Short exercise ▸ Your task is to copy every record exactly.

◇ ◇ ◇ ◇ ◇

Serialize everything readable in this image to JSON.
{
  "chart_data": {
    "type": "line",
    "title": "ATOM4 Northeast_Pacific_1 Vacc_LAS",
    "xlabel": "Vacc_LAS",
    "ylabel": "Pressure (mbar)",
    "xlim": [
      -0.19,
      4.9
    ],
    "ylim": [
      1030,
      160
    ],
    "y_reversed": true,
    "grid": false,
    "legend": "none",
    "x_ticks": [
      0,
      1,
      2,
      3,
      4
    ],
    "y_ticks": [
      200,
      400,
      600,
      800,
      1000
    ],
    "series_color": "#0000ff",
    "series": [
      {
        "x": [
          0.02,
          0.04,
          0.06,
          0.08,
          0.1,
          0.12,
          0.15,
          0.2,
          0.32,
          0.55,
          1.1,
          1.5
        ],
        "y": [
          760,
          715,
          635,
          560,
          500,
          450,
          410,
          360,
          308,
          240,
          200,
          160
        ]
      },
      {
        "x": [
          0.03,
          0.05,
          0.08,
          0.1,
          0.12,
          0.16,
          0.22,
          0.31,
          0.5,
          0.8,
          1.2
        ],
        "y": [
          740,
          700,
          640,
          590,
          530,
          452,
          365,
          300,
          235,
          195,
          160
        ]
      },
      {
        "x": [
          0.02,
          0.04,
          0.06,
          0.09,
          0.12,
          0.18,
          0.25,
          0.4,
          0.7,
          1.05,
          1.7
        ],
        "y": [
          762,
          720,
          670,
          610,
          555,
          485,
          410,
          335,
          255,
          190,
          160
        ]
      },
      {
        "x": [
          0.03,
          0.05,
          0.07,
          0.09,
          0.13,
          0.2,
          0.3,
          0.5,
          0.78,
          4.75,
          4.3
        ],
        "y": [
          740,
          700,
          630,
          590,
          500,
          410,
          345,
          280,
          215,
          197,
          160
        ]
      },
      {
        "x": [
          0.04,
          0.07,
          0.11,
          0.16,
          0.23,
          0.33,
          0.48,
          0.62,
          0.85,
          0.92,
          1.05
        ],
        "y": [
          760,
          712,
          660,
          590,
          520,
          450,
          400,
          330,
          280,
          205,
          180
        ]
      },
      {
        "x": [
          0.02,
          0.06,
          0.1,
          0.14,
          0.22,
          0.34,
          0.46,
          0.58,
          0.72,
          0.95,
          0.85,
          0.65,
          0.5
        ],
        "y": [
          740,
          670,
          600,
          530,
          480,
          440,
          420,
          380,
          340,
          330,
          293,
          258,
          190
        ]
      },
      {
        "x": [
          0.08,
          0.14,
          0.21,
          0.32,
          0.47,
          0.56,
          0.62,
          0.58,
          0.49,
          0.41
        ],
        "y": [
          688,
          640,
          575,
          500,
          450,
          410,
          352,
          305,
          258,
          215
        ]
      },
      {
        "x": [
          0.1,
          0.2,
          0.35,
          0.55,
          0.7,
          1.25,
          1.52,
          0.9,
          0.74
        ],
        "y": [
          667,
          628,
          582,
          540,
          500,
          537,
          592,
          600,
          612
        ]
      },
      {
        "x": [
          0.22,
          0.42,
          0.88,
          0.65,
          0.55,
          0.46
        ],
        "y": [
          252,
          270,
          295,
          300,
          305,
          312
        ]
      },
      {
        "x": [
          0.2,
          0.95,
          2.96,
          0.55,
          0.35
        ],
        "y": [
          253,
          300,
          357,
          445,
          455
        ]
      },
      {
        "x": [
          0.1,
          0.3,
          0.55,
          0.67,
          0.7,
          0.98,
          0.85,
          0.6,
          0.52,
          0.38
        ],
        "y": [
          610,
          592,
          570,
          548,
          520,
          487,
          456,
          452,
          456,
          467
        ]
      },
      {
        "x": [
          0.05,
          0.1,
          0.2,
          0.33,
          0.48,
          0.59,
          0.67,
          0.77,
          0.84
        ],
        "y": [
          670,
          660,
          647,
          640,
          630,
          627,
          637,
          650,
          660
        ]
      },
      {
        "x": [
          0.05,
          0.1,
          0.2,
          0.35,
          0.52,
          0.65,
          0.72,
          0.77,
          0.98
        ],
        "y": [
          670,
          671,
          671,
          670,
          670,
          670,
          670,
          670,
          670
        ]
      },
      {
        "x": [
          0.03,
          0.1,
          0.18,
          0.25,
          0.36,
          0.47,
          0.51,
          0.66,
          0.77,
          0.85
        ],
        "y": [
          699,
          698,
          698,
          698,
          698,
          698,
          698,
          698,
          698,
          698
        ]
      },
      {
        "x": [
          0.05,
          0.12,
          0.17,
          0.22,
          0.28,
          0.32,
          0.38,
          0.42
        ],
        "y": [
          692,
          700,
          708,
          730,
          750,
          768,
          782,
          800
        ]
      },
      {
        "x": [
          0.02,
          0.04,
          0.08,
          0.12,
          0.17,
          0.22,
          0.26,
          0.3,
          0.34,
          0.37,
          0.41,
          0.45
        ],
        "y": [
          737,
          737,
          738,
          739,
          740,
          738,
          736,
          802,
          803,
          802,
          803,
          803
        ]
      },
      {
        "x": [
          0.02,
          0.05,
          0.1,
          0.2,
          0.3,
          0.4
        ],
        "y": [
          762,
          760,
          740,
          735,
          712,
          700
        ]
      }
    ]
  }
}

◇ ◇ ◇ ◇ ◇

Task solution ▸
Serialize everything readable in this image to JSON.
{
  "chart_data": {
    "type": "line",
    "title": "ATOM4 Northeast_Pacific_1 Vacc_LAS",
    "xlabel": "Vacc_LAS",
    "ylabel": "Pressure (mbar)",
    "xlim": [
      -0.19,
      4.9
    ],
    "ylim": [
      1030,
      160
    ],
    "y_reversed": true,
    "grid": false,
    "legend": "none",
    "x_ticks": [
      0,
      1,
      2,
      3,
      4
    ],
    "y_ticks": [
      200,
      400,
      600,
      800,
      1000
    ],
    "series_color": "#0000ff",
    "series": [
      {
        "x": [
          0.02,
          0.04,
          0.06,
          0.08,
          0.1,
          0.12,
          0.15,
          0.2,
          0.32,
          0.55,
          1.1,
          1.5
        ],
        "y": [
          760,
          715,
          635,
          560,
          500,
          450,
          410,
          360,
          308,
          240,
          200,
          160
        ]
      },
      {
        "x": [
          0.03,
          0.05,
          0.08,
          0.1,
          0.12,
          0.16,
          0.22,
          0.31,
          0.5,
          0.8,
          1.2
        ],
        "y": [
          740,
          700,
          640,
          590,
          530,
          452,
          365,
          300,
          235,
          195,
          160
        ]
      },
      {
        "x": [
          0.02,
          0.04,
          0.06,
          0.09,
          0.12,
          0.18,
          0.25,
          0.4,
          0.7,
          1.05,
          1.7
        ],
        "y": [
          762,
          720,
          670,
          610,
          555,
          485,
          410,
          335,
          255,
          190,
          160
        ]
      },
      {
        "x": [
          0.03,
          0.05,
          0.07,
          0.09,
          0.13,
          0.2,
          0.3,
          0.5,
          0.78,
          4.75,
          4.3
        ],
        "y": [
          740,
          700,
          630,
          590,
          500,
          410,
          345,
          280,
          215,
          197,
          160
        ]
      },
      {
        "x": [
          0.04,
          0.07,
          0.11,
          0.16,
          0.23,
          0.33,
          0.48,
          0.62,
          0.85,
          0.92,
          1.05
        ],
        "y": [
          760,
          712,
          660,
          590,
          520,
          450,
          400,
          330,
          280,
          205,
          180
        ]
      },
      {
        "x": [
          0.02,
          0.06,
          0.1,
          0.14,
          0.22,
          0.34,
          0.46,
          0.58,
          0.72,
          0.95,
          0.85,
          0.65,
          0.5
        ],
        "y": [
          740,
          670,
          600,
          530,
          480,
          440,
          420,
          380,
          340,
          330,
          293,
          258,
          190
        ]
      },
      {
        "x": [
          0.08,
          0.14,
          0.21,
          0.32,
          0.47,
          0.56,
          0.62,
          0.58,
          0.49,
          0.41
        ],
        "y": [
          688,
          640,
          575,
          500,
          450,
          410,
          352,
          305,
          258,
          215
        ]
      },
      {
        "x": [
          0.1,
          0.2,
          0.35,
          0.55,
          0.7,
          1.25,
          1.52,
          0.9,
          0.74
        ],
        "y": [
          667,
          628,
          582,
          540,
          500,
          537,
          592,
          600,
          612
        ]
      },
      {
        "x": [
          0.22,
          0.42,
          0.88,
          0.65,
          0.55,
          0.46
        ],
        "y": [
          252,
          270,
          295,
          300,
          305,
          312
        ]
      },
      {
        "x": [
          0.2,
          0.95,
          2.96,
          0.55,
          0.35
        ],
        "y": [
          253,
          300,
          357,
          445,
          455
        ]
      },
      {
        "x": [
          0.1,
          0.3,
          0.55,
          0.67,
          0.7,
          0.98,
          0.85,
          0.6,
          0.52,
          0.38
        ],
        "y": [
          610,
          592,
          570,
          548,
          520,
          487,
          456,
          452,
          456,
          467
        ]
      },
      {
        "x": [
          0.05,
          0.1,
          0.2,
          0.33,
          0.48,
          0.59,
          0.67,
          0.77,
          0.84
        ],
        "y": [
          670,
          660,
          647,
          640,
          630,
          627,
          637,
          650,
          660
        ]
      },
      {
        "x": [
          0.05,
          0.1,
          0.2,
          0.35,
          0.52,
          0.65,
          0.72,
          0.77,
          0.98
        ],
        "y": [
          670,
          671,
          671,
          670,
          670,
          670,
          670,
          670,
          670
        ]
      },
      {
        "x": [
          0.03,
          0.1,
          0.18,
          0.25,
          0.36,
          0.47,
          0.51,
          0.66,
          0.77,
          0.85
        ],
        "y": [
          699,
          698,
          698,
          698,
          698,
          698,
          698,
          698,
          698,
          698
        ]
      },
      {
        "x": [
          0.05,
          0.12,
          0.17,
          0.22,
          0.28,
          0.32,
          0.38,
          0.42
        ],
        "y": [
          692,
          700,
          708,
          730,
          750,
          768,
          782,
          800
        ]
      },
      {
        "x": [
          0.02,
          0.04,
          0.08,
          0.12,
          0.17,
          0.22,
          0.26,
          0.3,
          0.34,
          0.37,
          0.41,
          0.45
        ],
        "y": [
          737,
          737,
          738,
          739,
          740,
          738,
          736,
          802,
          803,
          802,
          803,
          803
        ]
      },
      {
        "x": [
          0.02,
          0.05,
          0.1,
          0.2,
          0.3,
          0.4
        ],
        "y": [
          762,
          760,
          740,
          735,
          712,
          700
        ]
      }
    ]
  }
}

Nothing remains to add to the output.